Given instruction: Copy out every record below, word for word.

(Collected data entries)
— Begin —

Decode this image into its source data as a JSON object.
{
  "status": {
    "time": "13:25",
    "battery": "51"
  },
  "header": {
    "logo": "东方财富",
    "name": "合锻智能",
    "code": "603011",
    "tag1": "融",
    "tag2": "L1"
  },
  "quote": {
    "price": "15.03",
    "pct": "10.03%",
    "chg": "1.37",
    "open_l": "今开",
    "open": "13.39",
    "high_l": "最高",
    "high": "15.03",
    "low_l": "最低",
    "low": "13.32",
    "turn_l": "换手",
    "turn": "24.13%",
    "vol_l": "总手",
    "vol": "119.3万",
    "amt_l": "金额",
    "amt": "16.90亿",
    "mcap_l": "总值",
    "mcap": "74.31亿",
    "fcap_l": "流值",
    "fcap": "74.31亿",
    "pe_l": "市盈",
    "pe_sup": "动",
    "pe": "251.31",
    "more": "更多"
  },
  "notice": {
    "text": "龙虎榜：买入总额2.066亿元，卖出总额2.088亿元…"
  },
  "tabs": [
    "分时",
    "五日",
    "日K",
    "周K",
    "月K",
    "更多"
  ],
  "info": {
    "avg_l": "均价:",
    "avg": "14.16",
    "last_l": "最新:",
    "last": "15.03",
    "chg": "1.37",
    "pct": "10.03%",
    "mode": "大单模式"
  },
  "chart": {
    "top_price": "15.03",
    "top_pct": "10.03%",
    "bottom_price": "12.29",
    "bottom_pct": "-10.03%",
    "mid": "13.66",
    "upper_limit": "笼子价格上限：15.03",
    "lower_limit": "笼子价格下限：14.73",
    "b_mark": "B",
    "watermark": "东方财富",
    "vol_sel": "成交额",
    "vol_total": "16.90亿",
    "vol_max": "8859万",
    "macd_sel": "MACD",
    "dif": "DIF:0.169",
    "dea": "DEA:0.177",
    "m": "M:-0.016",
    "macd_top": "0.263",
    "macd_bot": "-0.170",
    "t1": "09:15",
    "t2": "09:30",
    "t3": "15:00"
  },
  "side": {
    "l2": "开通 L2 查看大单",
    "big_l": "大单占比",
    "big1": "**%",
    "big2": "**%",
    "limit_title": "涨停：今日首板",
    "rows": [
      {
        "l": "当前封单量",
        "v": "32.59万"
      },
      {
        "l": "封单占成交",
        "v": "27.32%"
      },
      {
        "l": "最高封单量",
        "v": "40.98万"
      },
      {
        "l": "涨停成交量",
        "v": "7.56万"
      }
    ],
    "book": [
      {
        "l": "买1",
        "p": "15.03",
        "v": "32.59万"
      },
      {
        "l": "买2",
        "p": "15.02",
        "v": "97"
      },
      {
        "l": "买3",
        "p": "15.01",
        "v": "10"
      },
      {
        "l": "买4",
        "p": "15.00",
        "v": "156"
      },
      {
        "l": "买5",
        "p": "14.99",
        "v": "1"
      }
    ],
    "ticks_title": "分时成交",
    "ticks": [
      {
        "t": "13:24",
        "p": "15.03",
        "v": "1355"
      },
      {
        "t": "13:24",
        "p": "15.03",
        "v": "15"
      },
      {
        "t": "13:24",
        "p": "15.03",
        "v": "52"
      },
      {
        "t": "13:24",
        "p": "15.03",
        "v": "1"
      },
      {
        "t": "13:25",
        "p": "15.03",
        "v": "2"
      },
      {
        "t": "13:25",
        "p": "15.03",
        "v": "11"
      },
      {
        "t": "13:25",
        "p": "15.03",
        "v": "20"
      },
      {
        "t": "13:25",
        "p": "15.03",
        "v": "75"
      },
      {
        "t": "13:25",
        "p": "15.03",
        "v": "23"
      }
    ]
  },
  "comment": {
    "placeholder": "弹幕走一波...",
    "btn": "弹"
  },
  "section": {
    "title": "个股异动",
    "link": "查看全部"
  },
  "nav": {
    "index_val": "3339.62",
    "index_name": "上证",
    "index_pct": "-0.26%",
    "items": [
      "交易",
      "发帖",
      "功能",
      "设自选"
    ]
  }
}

— End —

Task output:
Decode this image into its source data as a JSON object.
{
  "status": {
    "time": "13:25",
    "battery": "51"
  },
  "header": {
    "logo": "东方财富",
    "name": "合锻智能",
    "code": "603011",
    "tag1": "融",
    "tag2": "L1"
  },
  "quote": {
    "price": "15.03",
    "pct": "10.03%",
    "chg": "1.37",
    "open_l": "今开",
    "open": "13.39",
    "high_l": "最高",
    "high": "15.03",
    "low_l": "最低",
    "low": "13.32",
    "turn_l": "换手",
    "turn": "24.13%",
    "vol_l": "总手",
    "vol": "119.3万",
    "amt_l": "金额",
    "amt": "16.90亿",
    "mcap_l": "总值",
    "mcap": "74.31亿",
    "fcap_l": "流值",
    "fcap": "74.31亿",
    "pe_l": "市盈",
    "pe_sup": "动",
    "pe": "251.31",
    "more": "更多"
  },
  "notice": {
    "text": "龙虎榜：买入总额2.066亿元，卖出总额2.088亿元…"
  },
  "tabs": [
    "分时",
    "五日",
    "日K",
    "周K",
    "月K",
    "更多"
  ],
  "info": {
    "avg_l": "均价:",
    "avg": "14.16",
    "last_l": "最新:",
    "last": "15.03",
    "chg": "1.37",
    "pct": "10.03%",
    "mode": "大单模式"
  },
  "chart": {
    "top_price": "15.03",
    "top_pct": "10.03%",
    "bottom_price": "12.29",
    "bottom_pct": "-10.03%",
    "mid": "13.66",
    "upper_limit": "笼子价格上限：15.03",
    "lower_limit": "笼子价格下限：14.73",
    "b_mark": "B",
    "watermark": "东方财富",
    "vol_sel": "成交额",
    "vol_total": "16.90亿",
    "vol_max": "8859万",
    "macd_sel": "MACD",
    "dif": "DIF:0.169",
    "dea": "DEA:0.177",
    "m": "M:-0.016",
    "macd_top": "0.263",
    "macd_bot": "-0.170",
    "t1": "09:15",
    "t2": "09:30",
    "t3": "15:00"
  },
  "side": {
    "l2": "开通 L2 查看大单",
    "big_l": "大单占比",
    "big1": "**%",
    "big2": "**%",
    "limit_title": "涨停：今日首板",
    "rows": [
      {
        "l": "当前封单量",
        "v": "32.59万"
      },
      {
        "l": "封单占成交",
        "v": "27.32%"
      },
      {
        "l": "最高封单量",
        "v": "40.98万"
      },
      {
        "l": "涨停成交量",
        "v": "7.56万"
      }
    ],
    "book": [
      {
        "l": "买1",
        "p": "15.03",
        "v": "32.59万"
      },
      {
        "l": "买2",
        "p": "15.02",
        "v": "97"
      },
      {
        "l": "买3",
        "p": "15.01",
        "v": "10"
      },
      {
        "l": "买4",
        "p": "15.00",
        "v": "156"
      },
      {
        "l": "买5",
        "p": "14.99",
        "v": "1"
      }
    ],
    "ticks_title": "分时成交",
    "ticks": [
      {
        "t": "13:24",
        "p": "15.03",
        "v": "1355"
      },
      {
        "t": "13:24",
        "p": "15.03",
        "v": "15"
      },
      {
        "t": "13:24",
        "p": "15.03",
        "v": "52"
      },
      {
        "t": "13:24",
        "p": "15.03",
        "v": "1"
      },
      {
        "t": "13:25",
        "p": "15.03",
        "v": "2"
      },
      {
        "t": "13:25",
        "p": "15.03",
        "v": "11"
      },
      {
        "t": "13:25",
        "p": "15.03",
        "v": "20"
      },
      {
        "t": "13:25",
        "p": "15.03",
        "v": "75"
      },
      {
        "t": "13:25",
        "p": "15.03",
        "v": "23"
      }
    ]
  },
  "comment": {
    "placeholder": "弹幕走一波...",
    "btn": "弹"
  },
  "section": {
    "title": "个股异动",
    "link": "查看全部"
  },
  "nav": {
    "index_val": "3339.62",
    "index_name": "上证",
    "index_pct": "-0.26%",
    "items": [
      "交易",
      "发帖",
      "功能",
      "设自选"
    ]
  }
}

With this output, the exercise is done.